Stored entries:
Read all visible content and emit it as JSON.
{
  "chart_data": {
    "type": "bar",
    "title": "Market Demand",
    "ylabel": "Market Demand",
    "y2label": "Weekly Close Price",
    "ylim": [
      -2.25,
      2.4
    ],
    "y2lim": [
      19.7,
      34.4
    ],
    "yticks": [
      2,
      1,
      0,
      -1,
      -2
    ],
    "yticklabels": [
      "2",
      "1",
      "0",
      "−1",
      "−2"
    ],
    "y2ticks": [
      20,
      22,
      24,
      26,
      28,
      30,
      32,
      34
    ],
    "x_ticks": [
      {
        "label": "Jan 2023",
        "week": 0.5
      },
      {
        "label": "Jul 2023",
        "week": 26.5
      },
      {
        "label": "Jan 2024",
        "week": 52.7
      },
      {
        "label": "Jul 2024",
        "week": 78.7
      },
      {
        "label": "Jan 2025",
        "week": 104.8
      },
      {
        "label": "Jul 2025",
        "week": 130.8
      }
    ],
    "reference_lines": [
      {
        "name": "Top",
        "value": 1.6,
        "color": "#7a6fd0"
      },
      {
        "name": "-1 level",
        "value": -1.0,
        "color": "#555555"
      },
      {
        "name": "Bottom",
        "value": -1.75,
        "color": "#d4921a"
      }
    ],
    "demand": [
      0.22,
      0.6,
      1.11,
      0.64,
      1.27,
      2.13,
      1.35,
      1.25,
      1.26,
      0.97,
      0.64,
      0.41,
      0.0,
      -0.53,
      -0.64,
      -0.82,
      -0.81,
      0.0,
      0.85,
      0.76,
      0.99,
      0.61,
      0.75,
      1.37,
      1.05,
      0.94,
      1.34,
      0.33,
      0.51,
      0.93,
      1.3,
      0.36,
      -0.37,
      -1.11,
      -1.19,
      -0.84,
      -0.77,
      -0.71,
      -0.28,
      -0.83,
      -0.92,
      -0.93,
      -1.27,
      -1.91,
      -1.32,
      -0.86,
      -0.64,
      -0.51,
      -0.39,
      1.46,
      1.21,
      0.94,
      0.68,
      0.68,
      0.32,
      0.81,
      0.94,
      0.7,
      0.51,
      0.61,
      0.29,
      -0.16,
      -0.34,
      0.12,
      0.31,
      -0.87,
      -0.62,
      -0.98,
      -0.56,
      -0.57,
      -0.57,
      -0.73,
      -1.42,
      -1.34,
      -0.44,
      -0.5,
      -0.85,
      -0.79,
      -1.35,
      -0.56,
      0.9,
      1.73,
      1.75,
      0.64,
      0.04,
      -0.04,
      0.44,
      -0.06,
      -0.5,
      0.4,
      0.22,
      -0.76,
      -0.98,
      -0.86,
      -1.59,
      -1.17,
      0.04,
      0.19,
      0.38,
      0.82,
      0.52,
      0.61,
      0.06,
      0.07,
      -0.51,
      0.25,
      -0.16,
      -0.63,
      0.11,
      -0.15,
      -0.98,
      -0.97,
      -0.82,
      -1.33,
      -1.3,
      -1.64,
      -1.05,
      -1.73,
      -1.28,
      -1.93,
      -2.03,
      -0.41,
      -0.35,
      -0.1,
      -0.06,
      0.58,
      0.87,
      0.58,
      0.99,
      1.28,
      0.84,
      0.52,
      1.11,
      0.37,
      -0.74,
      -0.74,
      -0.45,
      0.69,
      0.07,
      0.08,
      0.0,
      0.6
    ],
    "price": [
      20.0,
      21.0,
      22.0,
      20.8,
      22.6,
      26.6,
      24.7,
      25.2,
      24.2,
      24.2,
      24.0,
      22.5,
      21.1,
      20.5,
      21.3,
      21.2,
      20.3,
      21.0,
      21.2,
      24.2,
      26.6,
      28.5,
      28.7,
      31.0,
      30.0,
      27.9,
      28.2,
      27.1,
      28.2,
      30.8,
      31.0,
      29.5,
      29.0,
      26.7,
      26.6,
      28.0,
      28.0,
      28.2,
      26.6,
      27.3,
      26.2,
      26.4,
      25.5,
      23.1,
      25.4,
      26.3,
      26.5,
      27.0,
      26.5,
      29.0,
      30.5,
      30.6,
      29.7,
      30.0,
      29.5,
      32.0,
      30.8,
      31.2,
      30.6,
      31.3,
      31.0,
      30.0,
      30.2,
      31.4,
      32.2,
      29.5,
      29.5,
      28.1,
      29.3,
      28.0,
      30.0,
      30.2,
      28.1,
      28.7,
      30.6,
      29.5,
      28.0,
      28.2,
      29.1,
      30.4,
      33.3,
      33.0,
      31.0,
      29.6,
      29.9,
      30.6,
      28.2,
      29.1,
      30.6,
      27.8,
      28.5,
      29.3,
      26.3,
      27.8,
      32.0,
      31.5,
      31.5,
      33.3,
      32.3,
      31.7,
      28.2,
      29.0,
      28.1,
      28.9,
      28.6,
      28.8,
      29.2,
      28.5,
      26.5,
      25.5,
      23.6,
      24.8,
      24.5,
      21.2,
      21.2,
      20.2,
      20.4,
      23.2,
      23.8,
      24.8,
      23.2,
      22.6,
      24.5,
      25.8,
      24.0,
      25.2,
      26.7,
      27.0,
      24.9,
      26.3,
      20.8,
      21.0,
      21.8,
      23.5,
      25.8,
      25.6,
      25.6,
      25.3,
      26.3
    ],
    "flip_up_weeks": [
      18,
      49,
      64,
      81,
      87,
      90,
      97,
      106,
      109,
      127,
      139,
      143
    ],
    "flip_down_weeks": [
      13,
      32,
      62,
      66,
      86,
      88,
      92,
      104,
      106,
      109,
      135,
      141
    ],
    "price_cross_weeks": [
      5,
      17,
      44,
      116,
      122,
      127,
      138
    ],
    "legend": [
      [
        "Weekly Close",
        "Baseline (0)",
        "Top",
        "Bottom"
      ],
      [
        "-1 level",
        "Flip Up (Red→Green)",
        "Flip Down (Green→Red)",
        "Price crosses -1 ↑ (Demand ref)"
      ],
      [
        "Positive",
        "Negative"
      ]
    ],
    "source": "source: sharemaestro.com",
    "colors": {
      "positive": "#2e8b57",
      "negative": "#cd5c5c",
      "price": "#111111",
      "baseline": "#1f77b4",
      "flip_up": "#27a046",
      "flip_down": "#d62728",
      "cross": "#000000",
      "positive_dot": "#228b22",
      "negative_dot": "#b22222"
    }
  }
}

_What this task involves_.
Give all the records again. Match them exactly.

_Full solution_.
Read all visible content and emit it as JSON.
{
  "chart_data": {
    "type": "bar",
    "title": "Market Demand",
    "ylabel": "Market Demand",
    "y2label": "Weekly Close Price",
    "ylim": [
      -2.25,
      2.4
    ],
    "y2lim": [
      19.7,
      34.4
    ],
    "yticks": [
      2,
      1,
      0,
      -1,
      -2
    ],
    "yticklabels": [
      "2",
      "1",
      "0",
      "−1",
      "−2"
    ],
    "y2ticks": [
      20,
      22,
      24,
      26,
      28,
      30,
      32,
      34
    ],
    "x_ticks": [
      {
        "label": "Jan 2023",
        "week": 0.5
      },
      {
        "label": "Jul 2023",
        "week": 26.5
      },
      {
        "label": "Jan 2024",
        "week": 52.7
      },
      {
        "label": "Jul 2024",
        "week": 78.7
      },
      {
        "label": "Jan 2025",
        "week": 104.8
      },
      {
        "label": "Jul 2025",
        "week": 130.8
      }
    ],
    "reference_lines": [
      {
        "name": "Top",
        "value": 1.6,
        "color": "#7a6fd0"
      },
      {
        "name": "-1 level",
        "value": -1.0,
        "color": "#555555"
      },
      {
        "name": "Bottom",
        "value": -1.75,
        "color": "#d4921a"
      }
    ],
    "demand": [
      0.22,
      0.6,
      1.11,
      0.64,
      1.27,
      2.13,
      1.35,
      1.25,
      1.26,
      0.97,
      0.64,
      0.41,
      0.0,
      -0.53,
      -0.64,
      -0.82,
      -0.81,
      0.0,
      0.85,
      0.76,
      0.99,
      0.61,
      0.75,
      1.37,
      1.05,
      0.94,
      1.34,
      0.33,
      0.51,
      0.93,
      1.3,
      0.36,
      -0.37,
      -1.11,
      -1.19,
      -0.84,
      -0.77,
      -0.71,
      -0.28,
      -0.83,
      -0.92,
      -0.93,
      -1.27,
      -1.91,
      -1.32,
      -0.86,
      -0.64,
      -0.51,
      -0.39,
      1.46,
      1.21,
      0.94,
      0.68,
      0.68,
      0.32,
      0.81,
      0.94,
      0.7,
      0.51,
      0.61,
      0.29,
      -0.16,
      -0.34,
      0.12,
      0.31,
      -0.87,
      -0.62,
      -0.98,
      -0.56,
      -0.57,
      -0.57,
      -0.73,
      -1.42,
      -1.34,
      -0.44,
      -0.5,
      -0.85,
      -0.79,
      -1.35,
      -0.56,
      0.9,
      1.73,
      1.75,
      0.64,
      0.04,
      -0.04,
      0.44,
      -0.06,
      -0.5,
      0.4,
      0.22,
      -0.76,
      -0.98,
      -0.86,
      -1.59,
      -1.17,
      0.04,
      0.19,
      0.38,
      0.82,
      0.52,
      0.61,
      0.06,
      0.07,
      -0.51,
      0.25,
      -0.16,
      -0.63,
      0.11,
      -0.15,
      -0.98,
      -0.97,
      -0.82,
      -1.33,
      -1.3,
      -1.64,
      -1.05,
      -1.73,
      -1.28,
      -1.93,
      -2.03,
      -0.41,
      -0.35,
      -0.1,
      -0.06,
      0.58,
      0.87,
      0.58,
      0.99,
      1.28,
      0.84,
      0.52,
      1.11,
      0.37,
      -0.74,
      -0.74,
      -0.45,
      0.69,
      0.07,
      0.08,
      0.0,
      0.6
    ],
    "price": [
      20.0,
      21.0,
      22.0,
      20.8,
      22.6,
      26.6,
      24.7,
      25.2,
      24.2,
      24.2,
      24.0,
      22.5,
      21.1,
      20.5,
      21.3,
      21.2,
      20.3,
      21.0,
      21.2,
      24.2,
      26.6,
      28.5,
      28.7,
      31.0,
      30.0,
      27.9,
      28.2,
      27.1,
      28.2,
      30.8,
      31.0,
      29.5,
      29.0,
      26.7,
      26.6,
      28.0,
      28.0,
      28.2,
      26.6,
      27.3,
      26.2,
      26.4,
      25.5,
      23.1,
      25.4,
      26.3,
      26.5,
      27.0,
      26.5,
      29.0,
      30.5,
      30.6,
      29.7,
      30.0,
      29.5,
      32.0,
      30.8,
      31.2,
      30.6,
      31.3,
      31.0,
      30.0,
      30.2,
      31.4,
      32.2,
      29.5,
      29.5,
      28.1,
      29.3,
      28.0,
      30.0,
      30.2,
      28.1,
      28.7,
      30.6,
      29.5,
      28.0,
      28.2,
      29.1,
      30.4,
      33.3,
      33.0,
      31.0,
      29.6,
      29.9,
      30.6,
      28.2,
      29.1,
      30.6,
      27.8,
      28.5,
      29.3,
      26.3,
      27.8,
      32.0,
      31.5,
      31.5,
      33.3,
      32.3,
      31.7,
      28.2,
      29.0,
      28.1,
      28.9,
      28.6,
      28.8,
      29.2,
      28.5,
      26.5,
      25.5,
      23.6,
      24.8,
      24.5,
      21.2,
      21.2,
      20.2,
      20.4,
      23.2,
      23.8,
      24.8,
      23.2,
      22.6,
      24.5,
      25.8,
      24.0,
      25.2,
      26.7,
      27.0,
      24.9,
      26.3,
      20.8,
      21.0,
      21.8,
      23.5,
      25.8,
      25.6,
      25.6,
      25.3,
      26.3
    ],
    "flip_up_weeks": [
      18,
      49,
      64,
      81,
      87,
      90,
      97,
      106,
      109,
      127,
      139,
      143
    ],
    "flip_down_weeks": [
      13,
      32,
      62,
      66,
      86,
      88,
      92,
      104,
      106,
      109,
      135,
      141
    ],
    "price_cross_weeks": [
      5,
      17,
      44,
      116,
      122,
      127,
      138
    ],
    "legend": [
      [
        "Weekly Close",
        "Baseline (0)",
        "Top",
        "Bottom"
      ],
      [
        "-1 level",
        "Flip Up (Red→Green)",
        "Flip Down (Green→Red)",
        "Price crosses -1 ↑ (Demand ref)"
      ],
      [
        "Positive",
        "Negative"
      ]
    ],
    "source": "source: sharemaestro.com",
    "colors": {
      "positive": "#2e8b57",
      "negative": "#cd5c5c",
      "price": "#111111",
      "baseline": "#1f77b4",
      "flip_up": "#27a046",
      "flip_down": "#d62728",
      "cross": "#000000",
      "positive_dot": "#228b22",
      "negative_dot": "#b22222"
    }
  }
}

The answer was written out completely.